[START OF Supplied material]
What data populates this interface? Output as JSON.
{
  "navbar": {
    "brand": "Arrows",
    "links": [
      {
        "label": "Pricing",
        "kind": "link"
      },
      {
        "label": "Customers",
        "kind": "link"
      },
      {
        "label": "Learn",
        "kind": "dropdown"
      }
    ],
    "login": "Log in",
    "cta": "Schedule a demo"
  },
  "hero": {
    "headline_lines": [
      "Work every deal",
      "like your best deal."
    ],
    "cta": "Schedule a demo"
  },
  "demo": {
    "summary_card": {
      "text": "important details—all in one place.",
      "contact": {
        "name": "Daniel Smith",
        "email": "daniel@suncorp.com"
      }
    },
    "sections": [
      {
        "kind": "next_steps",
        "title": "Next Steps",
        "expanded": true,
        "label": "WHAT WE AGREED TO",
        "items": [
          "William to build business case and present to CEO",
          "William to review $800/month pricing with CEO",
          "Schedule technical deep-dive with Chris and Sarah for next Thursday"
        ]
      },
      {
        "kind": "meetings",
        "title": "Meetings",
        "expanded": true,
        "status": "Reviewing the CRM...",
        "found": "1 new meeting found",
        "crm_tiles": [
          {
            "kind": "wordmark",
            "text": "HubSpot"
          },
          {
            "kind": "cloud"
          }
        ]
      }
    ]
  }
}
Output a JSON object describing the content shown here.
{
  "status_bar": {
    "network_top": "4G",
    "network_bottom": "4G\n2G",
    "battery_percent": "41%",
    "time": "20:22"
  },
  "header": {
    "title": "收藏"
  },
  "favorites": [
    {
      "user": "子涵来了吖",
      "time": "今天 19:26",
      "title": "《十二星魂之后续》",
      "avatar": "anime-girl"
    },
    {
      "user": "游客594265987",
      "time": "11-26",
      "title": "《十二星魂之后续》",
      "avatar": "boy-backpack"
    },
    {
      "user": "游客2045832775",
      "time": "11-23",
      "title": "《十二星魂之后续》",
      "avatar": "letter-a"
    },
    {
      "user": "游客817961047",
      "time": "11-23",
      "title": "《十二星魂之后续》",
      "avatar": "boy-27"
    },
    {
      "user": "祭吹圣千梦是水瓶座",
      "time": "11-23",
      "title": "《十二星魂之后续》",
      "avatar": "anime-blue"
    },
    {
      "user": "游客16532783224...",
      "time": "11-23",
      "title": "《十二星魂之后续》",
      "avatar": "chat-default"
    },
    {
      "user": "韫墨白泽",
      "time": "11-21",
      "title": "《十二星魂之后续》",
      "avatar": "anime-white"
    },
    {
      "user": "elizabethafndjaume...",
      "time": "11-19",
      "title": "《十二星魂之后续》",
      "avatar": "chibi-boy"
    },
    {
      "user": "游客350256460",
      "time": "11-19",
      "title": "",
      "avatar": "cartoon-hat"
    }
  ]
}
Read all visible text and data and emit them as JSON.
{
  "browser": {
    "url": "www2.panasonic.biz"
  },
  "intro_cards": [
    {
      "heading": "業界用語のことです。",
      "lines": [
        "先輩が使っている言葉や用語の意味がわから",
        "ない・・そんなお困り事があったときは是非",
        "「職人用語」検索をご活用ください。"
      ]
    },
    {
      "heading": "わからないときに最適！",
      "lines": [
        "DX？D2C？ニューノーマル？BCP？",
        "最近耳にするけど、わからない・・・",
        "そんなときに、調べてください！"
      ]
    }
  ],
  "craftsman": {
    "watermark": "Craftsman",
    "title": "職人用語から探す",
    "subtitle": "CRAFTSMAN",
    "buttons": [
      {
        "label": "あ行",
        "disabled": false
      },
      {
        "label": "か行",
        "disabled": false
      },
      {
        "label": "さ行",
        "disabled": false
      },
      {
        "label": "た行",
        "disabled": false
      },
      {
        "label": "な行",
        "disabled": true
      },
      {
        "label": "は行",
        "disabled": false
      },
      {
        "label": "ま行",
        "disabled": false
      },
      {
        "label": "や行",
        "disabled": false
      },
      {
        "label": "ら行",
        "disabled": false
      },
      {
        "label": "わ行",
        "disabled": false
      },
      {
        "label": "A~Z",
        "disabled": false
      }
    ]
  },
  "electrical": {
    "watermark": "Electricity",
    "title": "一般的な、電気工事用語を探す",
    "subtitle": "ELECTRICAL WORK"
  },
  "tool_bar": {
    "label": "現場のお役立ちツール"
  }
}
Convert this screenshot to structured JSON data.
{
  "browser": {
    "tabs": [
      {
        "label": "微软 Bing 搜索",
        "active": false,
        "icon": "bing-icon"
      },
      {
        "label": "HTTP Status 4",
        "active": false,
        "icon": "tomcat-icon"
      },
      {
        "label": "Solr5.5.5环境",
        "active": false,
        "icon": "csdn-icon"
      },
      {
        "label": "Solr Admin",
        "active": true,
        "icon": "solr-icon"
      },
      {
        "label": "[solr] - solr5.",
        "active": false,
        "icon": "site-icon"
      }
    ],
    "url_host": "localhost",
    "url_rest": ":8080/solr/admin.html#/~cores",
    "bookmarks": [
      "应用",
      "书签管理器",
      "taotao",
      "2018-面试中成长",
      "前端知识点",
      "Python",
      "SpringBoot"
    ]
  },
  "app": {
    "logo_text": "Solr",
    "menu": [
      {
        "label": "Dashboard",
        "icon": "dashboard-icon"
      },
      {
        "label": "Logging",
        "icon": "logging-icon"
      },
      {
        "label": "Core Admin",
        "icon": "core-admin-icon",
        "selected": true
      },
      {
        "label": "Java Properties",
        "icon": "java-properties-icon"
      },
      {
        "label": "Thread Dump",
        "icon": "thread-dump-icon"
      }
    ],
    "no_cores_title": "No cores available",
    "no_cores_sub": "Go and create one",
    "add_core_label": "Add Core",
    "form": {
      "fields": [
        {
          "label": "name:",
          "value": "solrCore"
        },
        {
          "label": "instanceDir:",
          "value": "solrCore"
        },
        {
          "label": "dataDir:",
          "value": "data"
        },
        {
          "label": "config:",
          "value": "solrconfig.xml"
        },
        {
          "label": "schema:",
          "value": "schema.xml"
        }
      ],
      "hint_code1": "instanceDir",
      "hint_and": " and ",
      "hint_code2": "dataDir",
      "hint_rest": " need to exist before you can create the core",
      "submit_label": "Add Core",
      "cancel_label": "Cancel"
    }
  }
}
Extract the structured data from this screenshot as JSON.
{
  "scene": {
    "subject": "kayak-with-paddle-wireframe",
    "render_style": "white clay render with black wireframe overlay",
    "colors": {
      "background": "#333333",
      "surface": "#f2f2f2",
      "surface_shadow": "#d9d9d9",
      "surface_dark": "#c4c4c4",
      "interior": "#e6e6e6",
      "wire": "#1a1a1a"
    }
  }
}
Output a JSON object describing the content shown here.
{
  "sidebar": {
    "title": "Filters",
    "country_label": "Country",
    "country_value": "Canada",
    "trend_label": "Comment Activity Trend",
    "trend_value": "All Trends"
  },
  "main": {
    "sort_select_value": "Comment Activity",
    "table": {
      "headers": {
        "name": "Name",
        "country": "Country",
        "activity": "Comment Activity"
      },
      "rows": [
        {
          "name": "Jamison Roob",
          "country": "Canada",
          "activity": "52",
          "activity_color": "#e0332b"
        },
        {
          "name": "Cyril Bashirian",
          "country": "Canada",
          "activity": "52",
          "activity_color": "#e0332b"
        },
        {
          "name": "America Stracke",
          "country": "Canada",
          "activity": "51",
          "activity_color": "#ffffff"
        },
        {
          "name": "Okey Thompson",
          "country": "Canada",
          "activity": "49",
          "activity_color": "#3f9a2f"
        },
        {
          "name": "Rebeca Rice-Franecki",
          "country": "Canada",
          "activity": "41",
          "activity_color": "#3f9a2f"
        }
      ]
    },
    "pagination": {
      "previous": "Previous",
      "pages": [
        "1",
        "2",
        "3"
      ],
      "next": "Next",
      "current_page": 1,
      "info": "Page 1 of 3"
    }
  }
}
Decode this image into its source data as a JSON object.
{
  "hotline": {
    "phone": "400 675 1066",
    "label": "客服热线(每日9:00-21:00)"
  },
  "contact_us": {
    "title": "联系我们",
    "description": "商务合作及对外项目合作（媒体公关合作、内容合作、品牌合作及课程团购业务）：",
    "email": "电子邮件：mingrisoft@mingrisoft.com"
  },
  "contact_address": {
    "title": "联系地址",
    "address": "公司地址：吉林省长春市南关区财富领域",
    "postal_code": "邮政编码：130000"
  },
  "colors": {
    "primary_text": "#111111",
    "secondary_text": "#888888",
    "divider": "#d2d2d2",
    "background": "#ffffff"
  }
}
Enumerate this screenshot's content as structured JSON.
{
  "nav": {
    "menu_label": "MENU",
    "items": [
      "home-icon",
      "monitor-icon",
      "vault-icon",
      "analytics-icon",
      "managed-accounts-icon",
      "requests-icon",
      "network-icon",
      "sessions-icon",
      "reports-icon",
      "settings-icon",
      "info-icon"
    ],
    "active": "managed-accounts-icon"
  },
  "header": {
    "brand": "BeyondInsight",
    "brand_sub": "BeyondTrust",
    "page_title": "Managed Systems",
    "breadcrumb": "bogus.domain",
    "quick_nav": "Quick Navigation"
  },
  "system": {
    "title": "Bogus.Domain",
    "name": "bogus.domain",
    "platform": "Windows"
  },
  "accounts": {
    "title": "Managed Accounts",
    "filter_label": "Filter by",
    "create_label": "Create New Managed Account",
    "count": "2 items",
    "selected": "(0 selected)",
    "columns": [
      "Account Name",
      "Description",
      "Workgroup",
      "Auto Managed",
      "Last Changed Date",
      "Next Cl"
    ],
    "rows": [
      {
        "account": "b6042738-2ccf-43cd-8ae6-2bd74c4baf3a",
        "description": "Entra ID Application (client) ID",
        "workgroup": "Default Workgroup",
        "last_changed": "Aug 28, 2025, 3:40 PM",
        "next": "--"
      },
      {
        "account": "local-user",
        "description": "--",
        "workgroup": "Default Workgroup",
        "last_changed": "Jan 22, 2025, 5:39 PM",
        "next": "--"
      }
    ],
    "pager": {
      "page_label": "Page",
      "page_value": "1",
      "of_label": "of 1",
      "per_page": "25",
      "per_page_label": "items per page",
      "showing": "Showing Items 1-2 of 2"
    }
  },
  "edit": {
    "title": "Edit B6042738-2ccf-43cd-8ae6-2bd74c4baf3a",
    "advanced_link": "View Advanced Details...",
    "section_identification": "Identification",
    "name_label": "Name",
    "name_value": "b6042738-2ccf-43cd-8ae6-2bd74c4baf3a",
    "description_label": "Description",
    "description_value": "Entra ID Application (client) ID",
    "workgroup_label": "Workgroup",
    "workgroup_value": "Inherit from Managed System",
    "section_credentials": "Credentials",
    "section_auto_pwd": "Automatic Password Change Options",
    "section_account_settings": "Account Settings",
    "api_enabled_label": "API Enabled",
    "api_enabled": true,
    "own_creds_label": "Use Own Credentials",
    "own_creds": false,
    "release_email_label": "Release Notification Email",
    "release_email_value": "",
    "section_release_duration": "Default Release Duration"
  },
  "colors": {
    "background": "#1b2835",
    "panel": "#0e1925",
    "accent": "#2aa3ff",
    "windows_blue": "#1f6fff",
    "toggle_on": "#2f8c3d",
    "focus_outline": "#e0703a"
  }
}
[END OF Supplied material]
Stated exercise: In the material above, find each line that contains the word "structured", and select it.

Output of the exercise:
Convert this screenshot to structured JSON data.
Extract the structured data from this screenshot as JSON.
Enumerate this screenshot's content as structured JSON.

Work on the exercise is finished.